» **Work to do**: Copy, from the entries below, each line in which the string "bottom" appears.

·····

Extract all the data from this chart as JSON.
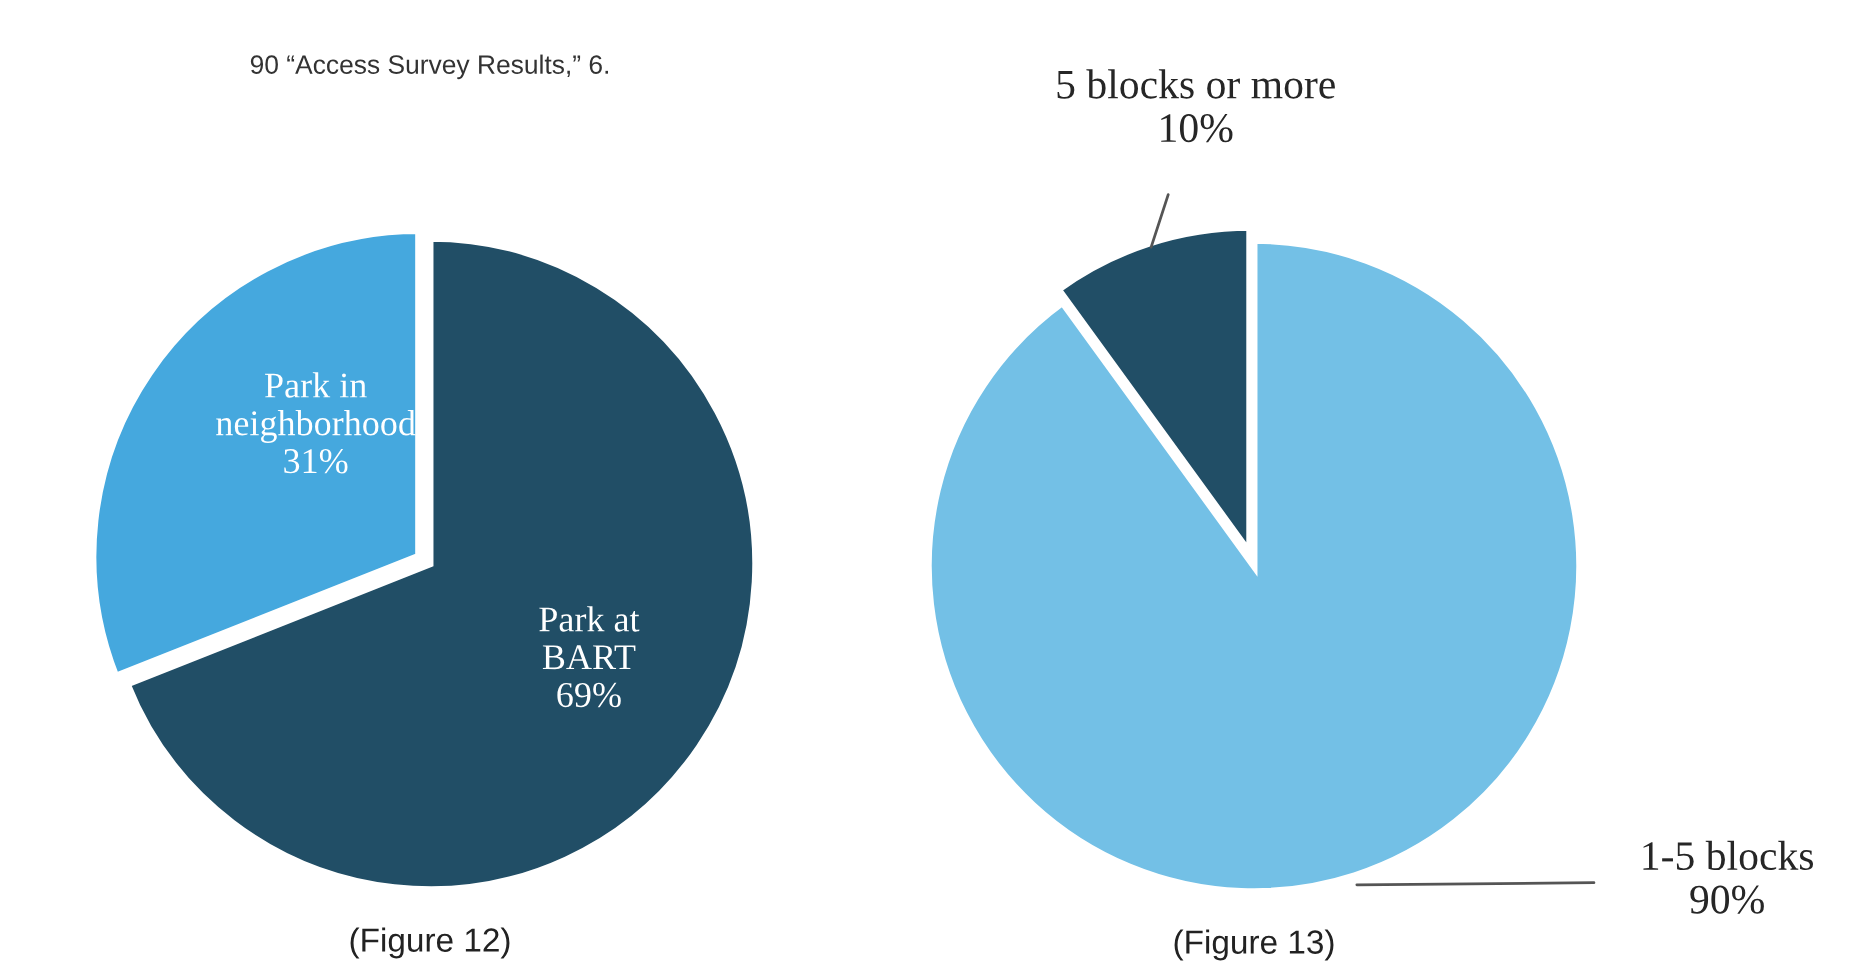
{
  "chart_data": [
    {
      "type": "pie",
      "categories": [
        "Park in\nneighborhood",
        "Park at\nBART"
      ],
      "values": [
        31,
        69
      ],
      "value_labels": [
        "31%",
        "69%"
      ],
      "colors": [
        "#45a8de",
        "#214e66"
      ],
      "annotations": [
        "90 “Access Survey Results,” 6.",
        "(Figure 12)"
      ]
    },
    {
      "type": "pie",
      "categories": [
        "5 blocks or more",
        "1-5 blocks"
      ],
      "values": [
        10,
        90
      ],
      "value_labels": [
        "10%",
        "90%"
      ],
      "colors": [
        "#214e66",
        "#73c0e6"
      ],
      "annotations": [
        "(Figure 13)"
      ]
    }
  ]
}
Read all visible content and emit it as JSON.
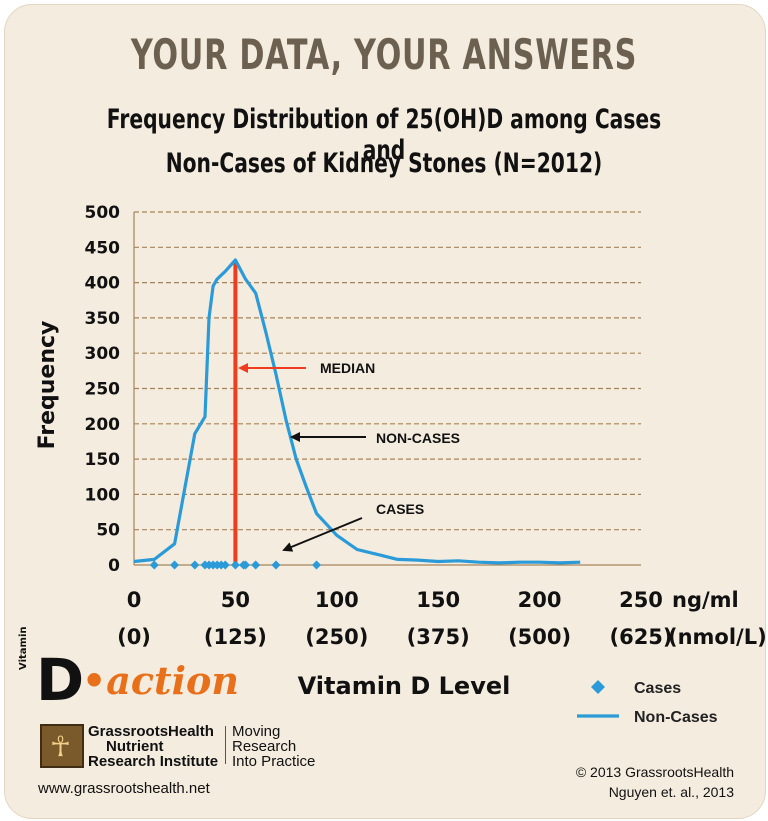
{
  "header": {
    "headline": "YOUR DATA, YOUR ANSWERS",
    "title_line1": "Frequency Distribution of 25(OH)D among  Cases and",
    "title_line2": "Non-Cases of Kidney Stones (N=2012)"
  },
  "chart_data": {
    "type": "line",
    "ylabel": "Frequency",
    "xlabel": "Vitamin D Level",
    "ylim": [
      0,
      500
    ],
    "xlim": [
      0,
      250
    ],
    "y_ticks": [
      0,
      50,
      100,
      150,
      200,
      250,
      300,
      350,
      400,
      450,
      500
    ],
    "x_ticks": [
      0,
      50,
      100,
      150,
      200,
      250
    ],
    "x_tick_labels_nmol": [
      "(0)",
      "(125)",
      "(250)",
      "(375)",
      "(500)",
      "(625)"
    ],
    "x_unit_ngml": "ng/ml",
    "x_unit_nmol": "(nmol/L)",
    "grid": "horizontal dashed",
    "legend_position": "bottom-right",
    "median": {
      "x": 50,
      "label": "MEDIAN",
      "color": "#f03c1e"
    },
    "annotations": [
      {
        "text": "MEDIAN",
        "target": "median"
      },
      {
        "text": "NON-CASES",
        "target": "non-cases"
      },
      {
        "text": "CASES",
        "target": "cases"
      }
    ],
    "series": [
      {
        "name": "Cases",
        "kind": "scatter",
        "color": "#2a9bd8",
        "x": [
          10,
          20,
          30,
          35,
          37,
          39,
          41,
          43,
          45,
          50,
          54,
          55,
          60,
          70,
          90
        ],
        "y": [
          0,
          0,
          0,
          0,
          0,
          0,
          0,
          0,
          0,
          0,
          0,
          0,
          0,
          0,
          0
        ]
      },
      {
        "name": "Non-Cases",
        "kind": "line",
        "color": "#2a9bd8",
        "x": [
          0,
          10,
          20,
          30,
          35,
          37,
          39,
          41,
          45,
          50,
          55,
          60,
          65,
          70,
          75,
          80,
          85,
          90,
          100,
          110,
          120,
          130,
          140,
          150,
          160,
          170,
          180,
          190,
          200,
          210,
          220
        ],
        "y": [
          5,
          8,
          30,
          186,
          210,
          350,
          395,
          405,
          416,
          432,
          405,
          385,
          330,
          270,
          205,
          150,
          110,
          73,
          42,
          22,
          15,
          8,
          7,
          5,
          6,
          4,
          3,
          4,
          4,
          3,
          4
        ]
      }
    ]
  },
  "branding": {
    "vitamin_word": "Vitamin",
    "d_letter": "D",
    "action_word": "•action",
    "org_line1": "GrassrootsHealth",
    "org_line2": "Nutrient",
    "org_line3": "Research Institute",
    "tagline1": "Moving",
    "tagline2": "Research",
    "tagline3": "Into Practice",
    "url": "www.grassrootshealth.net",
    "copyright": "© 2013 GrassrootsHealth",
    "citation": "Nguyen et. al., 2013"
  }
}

·····

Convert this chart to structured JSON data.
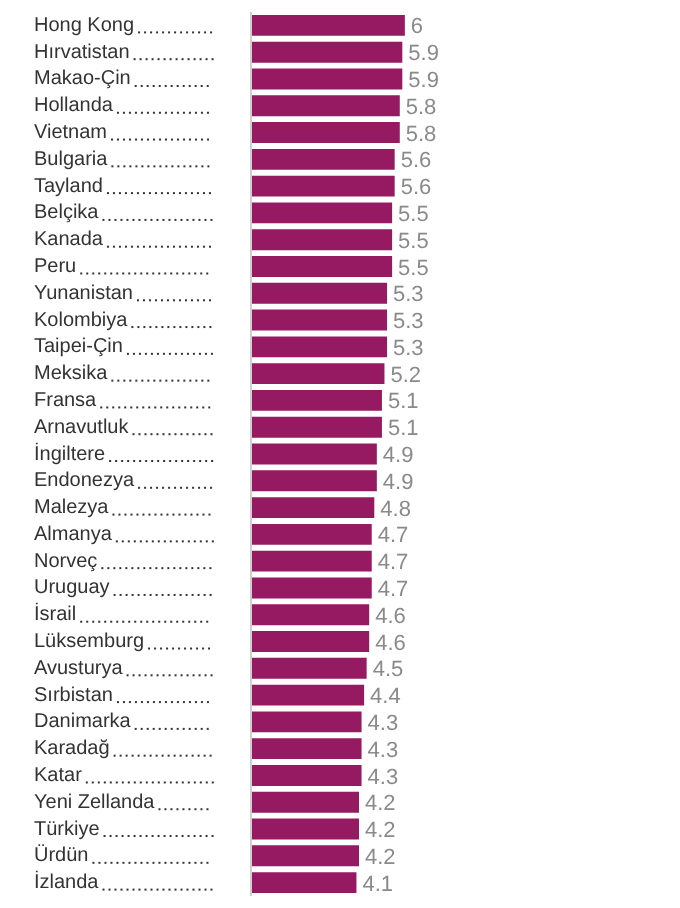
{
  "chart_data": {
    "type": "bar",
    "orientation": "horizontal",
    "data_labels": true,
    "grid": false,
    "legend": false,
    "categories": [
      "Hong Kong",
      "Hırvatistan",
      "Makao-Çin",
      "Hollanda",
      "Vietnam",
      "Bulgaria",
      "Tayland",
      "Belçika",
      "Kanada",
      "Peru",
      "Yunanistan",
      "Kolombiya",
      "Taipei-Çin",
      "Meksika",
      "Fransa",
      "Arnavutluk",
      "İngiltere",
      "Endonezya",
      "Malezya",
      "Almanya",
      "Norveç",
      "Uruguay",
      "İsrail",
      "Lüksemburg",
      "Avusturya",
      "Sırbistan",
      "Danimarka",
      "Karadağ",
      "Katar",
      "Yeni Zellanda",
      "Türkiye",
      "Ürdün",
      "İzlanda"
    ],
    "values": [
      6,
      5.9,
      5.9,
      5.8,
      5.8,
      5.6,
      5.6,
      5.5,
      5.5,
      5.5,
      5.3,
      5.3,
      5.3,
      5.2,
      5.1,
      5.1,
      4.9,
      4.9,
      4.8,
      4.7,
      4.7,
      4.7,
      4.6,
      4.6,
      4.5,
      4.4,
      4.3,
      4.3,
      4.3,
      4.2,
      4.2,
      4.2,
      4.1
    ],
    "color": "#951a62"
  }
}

·····

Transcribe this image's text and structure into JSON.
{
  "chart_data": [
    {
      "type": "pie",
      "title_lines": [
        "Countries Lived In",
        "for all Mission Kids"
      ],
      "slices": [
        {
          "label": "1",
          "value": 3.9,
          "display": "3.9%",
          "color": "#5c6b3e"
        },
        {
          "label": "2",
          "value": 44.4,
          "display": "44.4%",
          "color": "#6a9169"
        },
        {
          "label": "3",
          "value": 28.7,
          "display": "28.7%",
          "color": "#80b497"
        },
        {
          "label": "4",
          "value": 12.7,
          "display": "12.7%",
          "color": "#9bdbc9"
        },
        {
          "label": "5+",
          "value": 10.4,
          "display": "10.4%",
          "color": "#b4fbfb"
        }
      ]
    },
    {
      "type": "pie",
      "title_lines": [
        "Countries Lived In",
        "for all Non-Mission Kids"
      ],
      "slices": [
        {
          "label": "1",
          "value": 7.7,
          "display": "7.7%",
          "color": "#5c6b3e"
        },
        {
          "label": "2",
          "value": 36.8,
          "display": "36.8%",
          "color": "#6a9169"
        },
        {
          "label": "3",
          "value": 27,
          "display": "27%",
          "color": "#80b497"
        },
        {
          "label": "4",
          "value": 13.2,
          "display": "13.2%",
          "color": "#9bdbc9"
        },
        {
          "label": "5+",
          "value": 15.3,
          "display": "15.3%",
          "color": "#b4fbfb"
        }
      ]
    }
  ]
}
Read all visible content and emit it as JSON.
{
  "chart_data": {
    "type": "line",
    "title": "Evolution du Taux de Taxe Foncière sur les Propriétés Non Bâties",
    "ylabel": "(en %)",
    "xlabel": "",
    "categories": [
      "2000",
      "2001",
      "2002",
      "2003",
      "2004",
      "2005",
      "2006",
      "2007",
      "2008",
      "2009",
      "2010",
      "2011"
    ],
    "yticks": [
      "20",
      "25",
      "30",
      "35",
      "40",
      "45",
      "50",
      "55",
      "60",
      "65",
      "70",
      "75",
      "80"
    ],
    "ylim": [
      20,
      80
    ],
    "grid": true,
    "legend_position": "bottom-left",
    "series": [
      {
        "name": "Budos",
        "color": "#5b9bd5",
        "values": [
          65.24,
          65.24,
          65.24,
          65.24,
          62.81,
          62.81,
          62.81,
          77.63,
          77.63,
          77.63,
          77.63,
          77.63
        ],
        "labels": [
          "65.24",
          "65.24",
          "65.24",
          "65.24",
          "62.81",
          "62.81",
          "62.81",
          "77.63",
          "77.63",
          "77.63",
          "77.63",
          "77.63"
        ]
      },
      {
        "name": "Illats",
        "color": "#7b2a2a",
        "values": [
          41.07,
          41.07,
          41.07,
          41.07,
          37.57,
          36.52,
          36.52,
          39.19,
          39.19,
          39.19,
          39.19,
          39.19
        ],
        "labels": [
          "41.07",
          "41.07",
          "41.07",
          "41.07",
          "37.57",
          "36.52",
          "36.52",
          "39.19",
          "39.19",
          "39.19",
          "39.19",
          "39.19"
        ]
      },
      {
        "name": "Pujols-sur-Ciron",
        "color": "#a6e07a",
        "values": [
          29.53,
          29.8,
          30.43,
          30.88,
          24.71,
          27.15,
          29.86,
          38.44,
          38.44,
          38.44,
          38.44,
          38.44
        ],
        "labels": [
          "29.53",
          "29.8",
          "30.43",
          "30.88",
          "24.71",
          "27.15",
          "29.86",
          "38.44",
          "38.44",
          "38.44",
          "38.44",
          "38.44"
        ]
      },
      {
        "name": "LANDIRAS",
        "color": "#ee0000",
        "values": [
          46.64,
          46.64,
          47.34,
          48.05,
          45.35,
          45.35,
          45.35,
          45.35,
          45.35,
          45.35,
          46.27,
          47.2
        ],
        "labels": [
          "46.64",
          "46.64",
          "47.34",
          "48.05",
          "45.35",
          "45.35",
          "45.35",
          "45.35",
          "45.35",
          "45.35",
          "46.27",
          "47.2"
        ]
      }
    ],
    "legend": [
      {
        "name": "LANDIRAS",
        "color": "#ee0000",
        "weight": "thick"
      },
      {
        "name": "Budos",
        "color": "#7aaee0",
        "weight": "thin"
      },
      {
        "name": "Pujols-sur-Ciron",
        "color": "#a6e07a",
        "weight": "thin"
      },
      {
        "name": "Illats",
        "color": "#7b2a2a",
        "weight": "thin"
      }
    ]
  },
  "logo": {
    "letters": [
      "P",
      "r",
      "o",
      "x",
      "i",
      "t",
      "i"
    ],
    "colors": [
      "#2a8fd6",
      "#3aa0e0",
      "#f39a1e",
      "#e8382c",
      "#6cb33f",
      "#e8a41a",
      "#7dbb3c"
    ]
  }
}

·····

» **Solution for this problem**:
    "legend_position": "bottom-right",
    "legend_position": "bottom-left",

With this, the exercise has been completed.